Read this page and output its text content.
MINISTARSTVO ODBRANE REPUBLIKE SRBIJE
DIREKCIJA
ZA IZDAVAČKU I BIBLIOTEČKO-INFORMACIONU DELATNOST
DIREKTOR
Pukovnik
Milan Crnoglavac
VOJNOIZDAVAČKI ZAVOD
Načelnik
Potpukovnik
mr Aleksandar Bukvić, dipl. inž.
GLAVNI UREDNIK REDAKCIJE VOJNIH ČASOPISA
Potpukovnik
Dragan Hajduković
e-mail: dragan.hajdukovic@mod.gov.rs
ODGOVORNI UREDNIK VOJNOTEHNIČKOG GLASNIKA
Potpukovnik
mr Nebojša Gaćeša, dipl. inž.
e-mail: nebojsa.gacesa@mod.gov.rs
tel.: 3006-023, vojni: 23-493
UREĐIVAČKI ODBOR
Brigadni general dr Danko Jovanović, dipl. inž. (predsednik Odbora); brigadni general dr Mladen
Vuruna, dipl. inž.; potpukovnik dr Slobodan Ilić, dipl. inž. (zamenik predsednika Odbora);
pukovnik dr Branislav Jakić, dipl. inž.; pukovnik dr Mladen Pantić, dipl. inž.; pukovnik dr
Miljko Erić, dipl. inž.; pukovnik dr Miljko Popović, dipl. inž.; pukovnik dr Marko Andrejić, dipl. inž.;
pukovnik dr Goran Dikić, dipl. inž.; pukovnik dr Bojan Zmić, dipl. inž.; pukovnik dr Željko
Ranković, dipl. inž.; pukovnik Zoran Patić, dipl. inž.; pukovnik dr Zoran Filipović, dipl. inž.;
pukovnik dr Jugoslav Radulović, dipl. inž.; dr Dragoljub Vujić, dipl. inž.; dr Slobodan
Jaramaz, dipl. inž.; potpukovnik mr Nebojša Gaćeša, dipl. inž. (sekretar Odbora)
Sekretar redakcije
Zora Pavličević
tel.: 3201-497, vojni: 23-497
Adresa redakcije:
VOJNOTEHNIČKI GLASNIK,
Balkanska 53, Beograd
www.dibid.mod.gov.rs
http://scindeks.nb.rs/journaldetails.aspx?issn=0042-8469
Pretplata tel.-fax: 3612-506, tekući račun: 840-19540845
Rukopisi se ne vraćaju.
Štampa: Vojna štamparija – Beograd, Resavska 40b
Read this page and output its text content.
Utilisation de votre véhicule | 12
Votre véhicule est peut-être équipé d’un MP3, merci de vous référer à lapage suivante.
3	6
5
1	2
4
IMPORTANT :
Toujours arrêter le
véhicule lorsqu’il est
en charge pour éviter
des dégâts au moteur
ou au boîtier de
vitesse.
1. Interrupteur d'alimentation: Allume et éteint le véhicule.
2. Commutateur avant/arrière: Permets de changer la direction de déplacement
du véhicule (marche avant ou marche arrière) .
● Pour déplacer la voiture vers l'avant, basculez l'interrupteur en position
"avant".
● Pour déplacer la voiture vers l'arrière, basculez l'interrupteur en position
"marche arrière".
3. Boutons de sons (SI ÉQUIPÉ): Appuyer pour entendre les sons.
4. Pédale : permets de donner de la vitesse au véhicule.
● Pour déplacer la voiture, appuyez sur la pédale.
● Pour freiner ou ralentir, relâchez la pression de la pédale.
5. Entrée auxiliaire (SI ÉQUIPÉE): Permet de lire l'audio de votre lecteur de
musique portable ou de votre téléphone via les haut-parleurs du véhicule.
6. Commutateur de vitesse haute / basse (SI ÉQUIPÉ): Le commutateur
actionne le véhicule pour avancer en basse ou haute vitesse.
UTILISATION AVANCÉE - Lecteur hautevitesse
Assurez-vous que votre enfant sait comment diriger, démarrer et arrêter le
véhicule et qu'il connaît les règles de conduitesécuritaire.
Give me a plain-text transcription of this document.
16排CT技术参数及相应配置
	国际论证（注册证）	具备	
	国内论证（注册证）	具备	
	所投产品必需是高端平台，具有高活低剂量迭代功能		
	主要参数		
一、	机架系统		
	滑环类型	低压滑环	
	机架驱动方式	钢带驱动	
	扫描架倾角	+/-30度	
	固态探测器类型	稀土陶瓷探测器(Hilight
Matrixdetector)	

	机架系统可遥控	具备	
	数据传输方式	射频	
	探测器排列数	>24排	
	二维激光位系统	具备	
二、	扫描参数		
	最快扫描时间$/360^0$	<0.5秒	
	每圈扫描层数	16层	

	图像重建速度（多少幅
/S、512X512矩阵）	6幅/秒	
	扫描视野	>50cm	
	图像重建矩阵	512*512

________________________

PROBLEM REQUIREMENTS: Determine how many lines contain the word "avant" and reply with that number alone.

RESULT BELOW: 4